**Dataset entries:**
################
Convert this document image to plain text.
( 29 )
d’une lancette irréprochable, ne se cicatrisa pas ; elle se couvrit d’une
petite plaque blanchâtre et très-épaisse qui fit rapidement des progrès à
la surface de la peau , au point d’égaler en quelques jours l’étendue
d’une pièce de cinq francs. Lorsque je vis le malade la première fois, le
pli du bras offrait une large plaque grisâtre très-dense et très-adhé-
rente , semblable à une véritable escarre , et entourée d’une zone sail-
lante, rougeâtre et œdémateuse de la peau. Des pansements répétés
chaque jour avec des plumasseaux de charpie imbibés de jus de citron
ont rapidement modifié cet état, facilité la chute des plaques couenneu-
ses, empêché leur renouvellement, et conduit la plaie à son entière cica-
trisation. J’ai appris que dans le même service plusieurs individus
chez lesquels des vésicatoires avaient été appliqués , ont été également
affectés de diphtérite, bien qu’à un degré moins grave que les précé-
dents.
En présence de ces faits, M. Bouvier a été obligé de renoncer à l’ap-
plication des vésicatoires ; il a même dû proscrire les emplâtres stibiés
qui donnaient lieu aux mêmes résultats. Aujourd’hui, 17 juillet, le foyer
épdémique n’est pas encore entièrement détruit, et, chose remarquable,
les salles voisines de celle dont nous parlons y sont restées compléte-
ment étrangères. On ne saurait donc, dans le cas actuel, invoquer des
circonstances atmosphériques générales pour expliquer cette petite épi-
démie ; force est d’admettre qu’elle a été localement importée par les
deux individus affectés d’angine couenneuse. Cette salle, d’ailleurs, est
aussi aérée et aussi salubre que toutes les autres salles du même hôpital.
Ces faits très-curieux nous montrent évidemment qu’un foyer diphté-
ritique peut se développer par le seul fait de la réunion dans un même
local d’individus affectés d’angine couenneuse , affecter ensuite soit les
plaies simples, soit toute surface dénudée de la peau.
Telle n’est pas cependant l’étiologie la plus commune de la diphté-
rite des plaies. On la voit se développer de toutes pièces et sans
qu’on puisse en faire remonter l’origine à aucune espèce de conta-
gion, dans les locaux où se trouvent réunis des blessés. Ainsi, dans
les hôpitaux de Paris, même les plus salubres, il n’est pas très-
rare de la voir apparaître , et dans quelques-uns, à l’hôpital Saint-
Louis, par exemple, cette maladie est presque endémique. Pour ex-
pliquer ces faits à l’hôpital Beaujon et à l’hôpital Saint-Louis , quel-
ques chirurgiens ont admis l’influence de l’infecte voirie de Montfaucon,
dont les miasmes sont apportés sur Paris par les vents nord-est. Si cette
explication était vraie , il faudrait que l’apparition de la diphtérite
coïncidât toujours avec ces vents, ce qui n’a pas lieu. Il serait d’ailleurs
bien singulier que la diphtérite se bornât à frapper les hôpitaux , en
################
**Given exercise:** Give every line of the material that includes the string "hôpital".

**Problem solution:**
aussi aérée et aussi salubre que toutes les autres salles du même hôpital.
rare de la voir apparaître , et dans quelques-uns, à l’hôpital Saint-
pliquer ces faits à l’hôpital Beaujon et à l’hôpital Saint-Louis , quel-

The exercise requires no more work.